• Exercices à réaliser
1. Relevez tous les titres de morceaux cités dans l'entretien avec Luidji.
2. Rédigez la suite de l'entretien avec Luidji, à partir de sa dernière phrase.

• Texte de la page
● ● ●
Luidji : Je n’ai vraiment pas envie qu’on m’associe à un style de musique en particulier. Je veux qu’on puisse diffuser de la musique de Luidji partout. J’ai envie d’aller en boîte et d’écouter « Mauvais réflexe » ou « Basquiat », que je puisse aller en festival et jouer « Néons rouges », je n’ai vraiment pas envie qu’on m’assimile à un style en particulier et qu’on me range dans une case. C’est pour ça que je brouille les pistes, c’est pour ça qu’on a sorti « Néons rouges » en premier et ensuite « Mauvais réflexe », les deux étant à l’opposé. C’est justement pour créer de la confusion dans la tête des gens et se dire que dans la musique aujourd’hui, tout le monde écoute tout. C’est un truc qui me fait kiffer !
● ● ●
• Entrées enregistrées
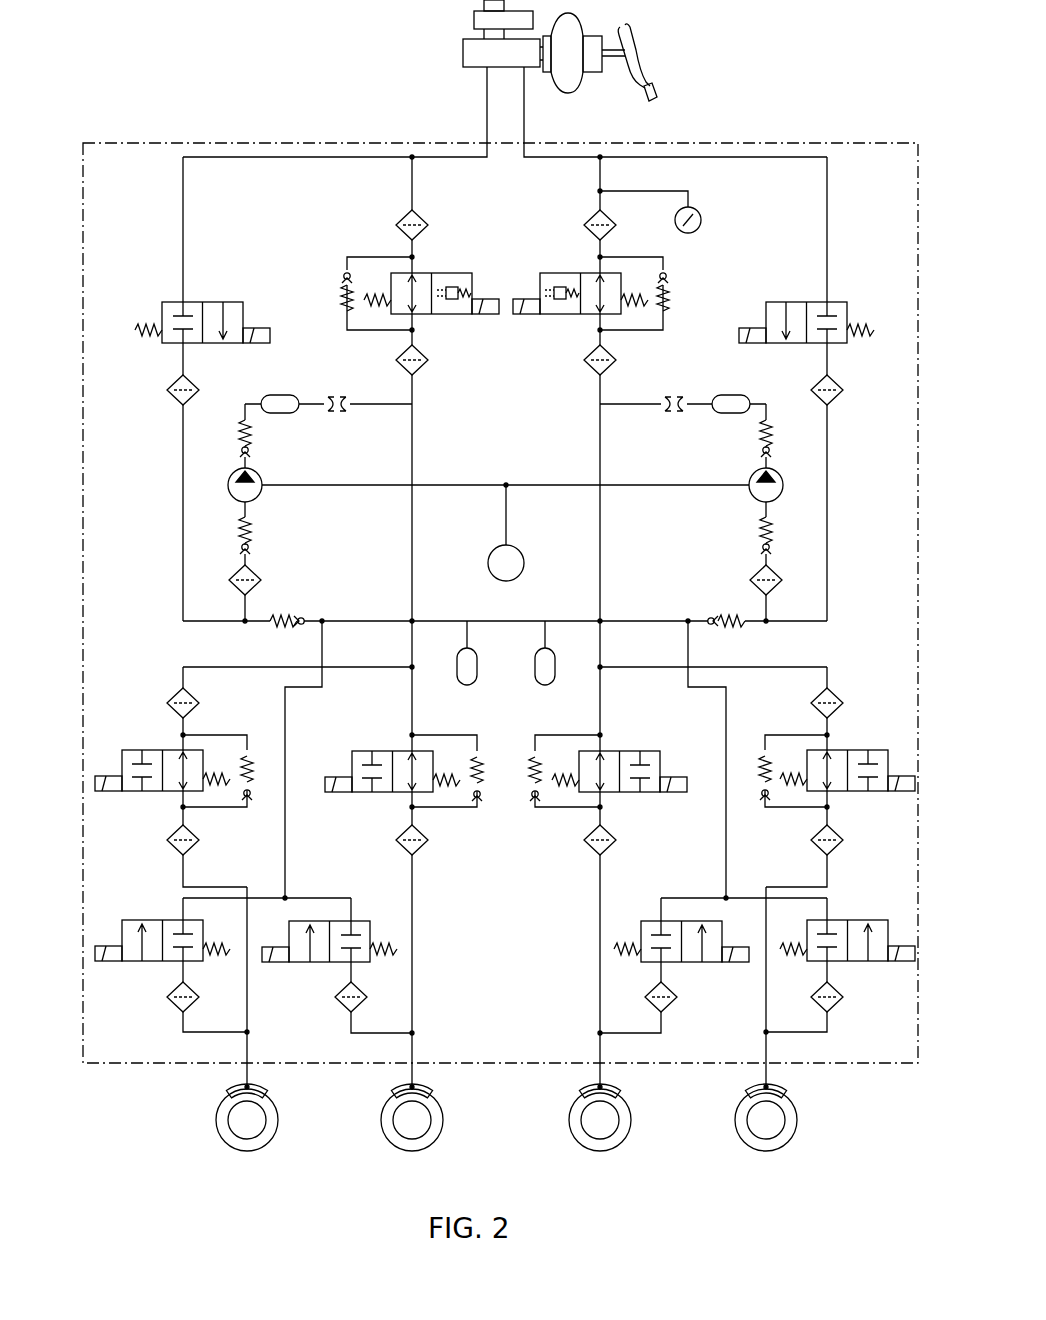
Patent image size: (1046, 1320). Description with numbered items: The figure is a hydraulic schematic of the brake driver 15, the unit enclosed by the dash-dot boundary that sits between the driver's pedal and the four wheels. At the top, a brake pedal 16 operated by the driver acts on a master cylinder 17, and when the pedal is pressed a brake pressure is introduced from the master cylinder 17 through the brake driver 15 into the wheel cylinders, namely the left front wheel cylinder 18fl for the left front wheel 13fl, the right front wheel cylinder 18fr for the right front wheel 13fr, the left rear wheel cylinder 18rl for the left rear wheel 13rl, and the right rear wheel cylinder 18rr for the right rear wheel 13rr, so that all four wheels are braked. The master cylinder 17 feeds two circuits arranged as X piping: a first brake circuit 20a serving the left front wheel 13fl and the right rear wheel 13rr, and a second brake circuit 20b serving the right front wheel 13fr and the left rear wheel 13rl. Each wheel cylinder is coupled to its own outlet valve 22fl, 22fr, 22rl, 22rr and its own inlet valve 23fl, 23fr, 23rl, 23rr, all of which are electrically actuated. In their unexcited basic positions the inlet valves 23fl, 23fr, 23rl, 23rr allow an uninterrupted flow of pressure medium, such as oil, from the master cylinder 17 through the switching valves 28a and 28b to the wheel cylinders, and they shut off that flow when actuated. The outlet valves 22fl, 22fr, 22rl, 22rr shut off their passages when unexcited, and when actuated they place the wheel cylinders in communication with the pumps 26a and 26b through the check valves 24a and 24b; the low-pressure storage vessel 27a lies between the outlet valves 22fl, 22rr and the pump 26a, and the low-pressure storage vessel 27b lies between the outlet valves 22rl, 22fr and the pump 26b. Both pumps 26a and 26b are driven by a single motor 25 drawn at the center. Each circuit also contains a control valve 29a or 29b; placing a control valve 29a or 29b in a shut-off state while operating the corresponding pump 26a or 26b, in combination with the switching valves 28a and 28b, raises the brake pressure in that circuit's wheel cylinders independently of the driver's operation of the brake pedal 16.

The left front wheel 13fl is at (250, 1151).
The right rear wheel 13rr is at (415, 1151).
The left rear wheel 13rl is at (602, 1151).
The right front wheel 13fr is at (768, 1151).
The brake driver 15 is at (815, 143).
The brake pedal 16 is at (655, 70).
The master cylinder 17 is at (463, 52).
The left front wheel cylinder 18fl is at (225, 1092).
The right rear wheel cylinder 18rr is at (390, 1092).
The left rear wheel cylinder 18rl is at (625, 1090).
The right front wheel cylinder 18fr is at (790, 1090).
The first brake circuit 20a is at (423, 152).
The second brake circuit 20b is at (579, 152).
The outlet valve 22fl is at (157, 967).
The outlet valve 22rr is at (322, 967).
The outlet valve 22rl is at (700, 967).
The outlet valve 22fr is at (865, 967).
The inlet valve 23fl is at (157, 798).
The inlet valve 23rr is at (385, 798).
The inlet valve 23rl is at (633, 798).
The inlet valve 23fr is at (855, 798).
The check valve 24a is at (285, 612).
The check valve 24b is at (728, 612).
The motor 25 is at (512, 548).
The pump 26a is at (258, 472).
The pump 26b is at (752, 472).
The low-pressure storage vessel 27a is at (467, 688).
The low-pressure storage vessel 27b is at (545, 688).
The switching valve 28a is at (440, 316).
The switching valve 28b is at (572, 316).
The control valve 29a is at (205, 300).
The control valve 29b is at (806, 300).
● ● ●
• Corrigé des exercices
1. « Mauvais réflexe », « Basquiat », « Néons rouges »

2.
OFIVE : C’est de là qu’est venue l’idée de la playlist évolutive ? Est-ce que tu peux en expliquer le concept ? Est-ce que pour toi ce concept correspond plus à la nouvelle consommation de la musique aujourd’hui ?

Luidji : L’idée vient de Medi, mon Community Manager. On n’avait pas l’impression de lancer une idée révolutionnaire à l’époque. Ça permettait de faire évoluer un album dans le temps. La variété qu’il peut y avoir entre les morceaux d’une playlist, ça je sais que ça va arriver de plus en plus. C’est l’essentiel de ma musique. Je l’ai fait en pensant à la scène. Pour qu’il y ait de la dynamique et de la variété. Je pense de manière générale qu’il y aura plus de variété dans les albums, et les morceaux vont être de plus en plus courts.

 

« Je sens que quand je touche les femmes avec un morceau, je vais toucher tout le monde. »

 

OFIVE : Les femmes sont un thème récurrent dans ta carrière, quelles places occupent-elles dans ta vie ?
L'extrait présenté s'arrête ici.